→ **MATERIALS PROVIDED**:
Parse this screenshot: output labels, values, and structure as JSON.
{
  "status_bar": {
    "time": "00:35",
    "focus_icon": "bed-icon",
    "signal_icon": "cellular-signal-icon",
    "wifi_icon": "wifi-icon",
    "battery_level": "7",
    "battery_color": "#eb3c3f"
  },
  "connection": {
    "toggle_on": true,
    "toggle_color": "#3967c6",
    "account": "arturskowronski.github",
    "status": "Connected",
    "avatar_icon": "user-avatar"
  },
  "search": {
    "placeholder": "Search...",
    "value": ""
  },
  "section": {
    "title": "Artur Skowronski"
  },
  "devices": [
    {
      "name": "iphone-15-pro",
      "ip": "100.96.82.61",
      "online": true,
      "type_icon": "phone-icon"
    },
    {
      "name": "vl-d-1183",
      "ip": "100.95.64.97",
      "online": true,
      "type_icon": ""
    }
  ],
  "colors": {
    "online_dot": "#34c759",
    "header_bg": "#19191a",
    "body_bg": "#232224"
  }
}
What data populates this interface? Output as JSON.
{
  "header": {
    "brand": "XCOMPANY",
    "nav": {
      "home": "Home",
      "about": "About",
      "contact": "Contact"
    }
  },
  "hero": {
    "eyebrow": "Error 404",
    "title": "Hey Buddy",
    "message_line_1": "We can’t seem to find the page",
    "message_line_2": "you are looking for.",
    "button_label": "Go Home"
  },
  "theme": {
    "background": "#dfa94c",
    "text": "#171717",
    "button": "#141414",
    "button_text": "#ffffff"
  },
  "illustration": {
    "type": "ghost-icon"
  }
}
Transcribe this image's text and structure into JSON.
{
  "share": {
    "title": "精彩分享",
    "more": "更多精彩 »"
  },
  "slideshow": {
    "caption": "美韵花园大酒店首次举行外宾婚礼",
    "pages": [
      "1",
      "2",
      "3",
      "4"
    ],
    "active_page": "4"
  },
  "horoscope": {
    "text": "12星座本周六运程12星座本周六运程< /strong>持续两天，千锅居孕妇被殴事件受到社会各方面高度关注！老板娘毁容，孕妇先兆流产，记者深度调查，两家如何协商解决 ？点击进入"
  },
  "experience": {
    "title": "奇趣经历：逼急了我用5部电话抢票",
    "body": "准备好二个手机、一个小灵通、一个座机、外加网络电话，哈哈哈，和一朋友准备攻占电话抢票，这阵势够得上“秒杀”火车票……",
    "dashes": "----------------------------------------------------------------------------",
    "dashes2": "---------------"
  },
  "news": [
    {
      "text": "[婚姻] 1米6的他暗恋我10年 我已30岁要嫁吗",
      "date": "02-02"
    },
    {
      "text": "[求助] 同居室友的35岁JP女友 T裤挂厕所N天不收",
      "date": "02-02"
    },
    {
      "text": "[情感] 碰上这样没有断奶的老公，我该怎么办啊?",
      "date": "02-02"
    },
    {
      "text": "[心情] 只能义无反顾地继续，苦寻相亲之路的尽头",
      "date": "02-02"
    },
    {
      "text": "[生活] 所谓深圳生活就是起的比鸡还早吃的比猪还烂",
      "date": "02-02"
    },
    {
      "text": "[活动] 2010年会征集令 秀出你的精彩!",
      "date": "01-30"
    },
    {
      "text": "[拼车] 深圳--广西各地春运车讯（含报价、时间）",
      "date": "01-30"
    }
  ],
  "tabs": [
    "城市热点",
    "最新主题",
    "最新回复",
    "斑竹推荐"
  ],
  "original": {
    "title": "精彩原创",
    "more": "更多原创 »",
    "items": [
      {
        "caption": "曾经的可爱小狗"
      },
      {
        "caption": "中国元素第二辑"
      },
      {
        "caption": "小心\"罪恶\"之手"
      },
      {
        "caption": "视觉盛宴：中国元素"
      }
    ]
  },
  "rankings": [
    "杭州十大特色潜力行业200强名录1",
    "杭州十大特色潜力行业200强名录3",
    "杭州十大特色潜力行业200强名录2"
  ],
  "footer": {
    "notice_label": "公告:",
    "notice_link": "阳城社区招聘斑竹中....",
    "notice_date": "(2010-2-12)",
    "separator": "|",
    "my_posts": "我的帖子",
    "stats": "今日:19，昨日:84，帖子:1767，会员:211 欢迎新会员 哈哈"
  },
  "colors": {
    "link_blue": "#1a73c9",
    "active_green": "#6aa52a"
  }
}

→ **AIM OF THE EXERCISE**: Repeat each record exactly, leaving nothing out.

→ **CORRECT RESPONSE**:
Parse this screenshot: output labels, values, and structure as JSON.
{
  "status_bar": {
    "time": "00:35",
    "focus_icon": "bed-icon",
    "signal_icon": "cellular-signal-icon",
    "wifi_icon": "wifi-icon",
    "battery_level": "7",
    "battery_color": "#eb3c3f"
  },
  "connection": {
    "toggle_on": true,
    "toggle_color": "#3967c6",
    "account": "arturskowronski.github",
    "status": "Connected",
    "avatar_icon": "user-avatar"
  },
  "search": {
    "placeholder": "Search...",
    "value": ""
  },
  "section": {
    "title": "Artur Skowronski"
  },
  "devices": [
    {
      "name": "iphone-15-pro",
      "ip": "100.96.82.61",
      "online": true,
      "type_icon": "phone-icon"
    },
    {
      "name": "vl-d-1183",
      "ip": "100.95.64.97",
      "online": true,
      "type_icon": ""
    }
  ],
  "colors": {
    "online_dot": "#34c759",
    "header_bg": "#19191a",
    "body_bg": "#232224"
  }
}
What data populates this interface? Output as JSON.
{
  "header": {
    "brand": "XCOMPANY",
    "nav": {
      "home": "Home",
      "about": "About",
      "contact": "Contact"
    }
  },
  "hero": {
    "eyebrow": "Error 404",
    "title": "Hey Buddy",
    "message_line_1": "We can’t seem to find the page",
    "message_line_2": "you are looking for.",
    "button_label": "Go Home"
  },
  "theme": {
    "background": "#dfa94c",
    "text": "#171717",
    "button": "#141414",
    "button_text": "#ffffff"
  },
  "illustration": {
    "type": "ghost-icon"
  }
}
Transcribe this image's text and structure into JSON.
{
  "share": {
    "title": "精彩分享",
    "more": "更多精彩 »"
  },
  "slideshow": {
    "caption": "美韵花园大酒店首次举行外宾婚礼",
    "pages": [
      "1",
      "2",
      "3",
      "4"
    ],
    "active_page": "4"
  },
  "horoscope": {
    "text": "12星座本周六运程12星座本周六运程< /strong>持续两天，千锅居孕妇被殴事件受到社会各方面高度关注！老板娘毁容，孕妇先兆流产，记者深度调查，两家如何协商解决 ？点击进入"
  },
  "experience": {
    "title": "奇趣经历：逼急了我用5部电话抢票",
    "body": "准备好二个手机、一个小灵通、一个座机、外加网络电话，哈哈哈，和一朋友准备攻占电话抢票，这阵势够得上“秒杀”火车票……",
    "dashes": "----------------------------------------------------------------------------",
    "dashes2": "---------------"
  },
  "news": [
    {
      "text": "[婚姻] 1米6的他暗恋我10年 我已30岁要嫁吗",
      "date": "02-02"
    },
    {
      "text": "[求助] 同居室友的35岁JP女友 T裤挂厕所N天不收",
      "date": "02-02"
    },
    {
      "text": "[情感] 碰上这样没有断奶的老公，我该怎么办啊?",
      "date": "02-02"
    },
    {
      "text": "[心情] 只能义无反顾地继续，苦寻相亲之路的尽头",
      "date": "02-02"
    },
    {
      "text": "[生活] 所谓深圳生活就是起的比鸡还早吃的比猪还烂",
      "date": "02-02"
    },
    {
      "text": "[活动] 2010年会征集令 秀出你的精彩!",
      "date": "01-30"
    },
    {
      "text": "[拼车] 深圳--广西各地春运车讯（含报价、时间）",
      "date": "01-30"
    }
  ],
  "tabs": [
    "城市热点",
    "最新主题",
    "最新回复",
    "斑竹推荐"
  ],
  "original": {
    "title": "精彩原创",
    "more": "更多原创 »",
    "items": [
      {
        "caption": "曾经的可爱小狗"
      },
      {
        "caption": "中国元素第二辑"
      },
      {
        "caption": "小心\"罪恶\"之手"
      },
      {
        "caption": "视觉盛宴：中国元素"
      }
    ]
  },
  "rankings": [
    "杭州十大特色潜力行业200强名录1",
    "杭州十大特色潜力行业200强名录3",
    "杭州十大特色潜力行业200强名录2"
  ],
  "footer": {
    "notice_label": "公告:",
    "notice_link": "阳城社区招聘斑竹中....",
    "notice_date": "(2010-2-12)",
    "separator": "|",
    "my_posts": "我的帖子",
    "stats": "今日:19，昨日:84，帖子:1767，会员:211 欢迎新会员 哈哈"
  },
  "colors": {
    "link_blue": "#1a73c9",
    "active_green": "#6aa52a"
  }
}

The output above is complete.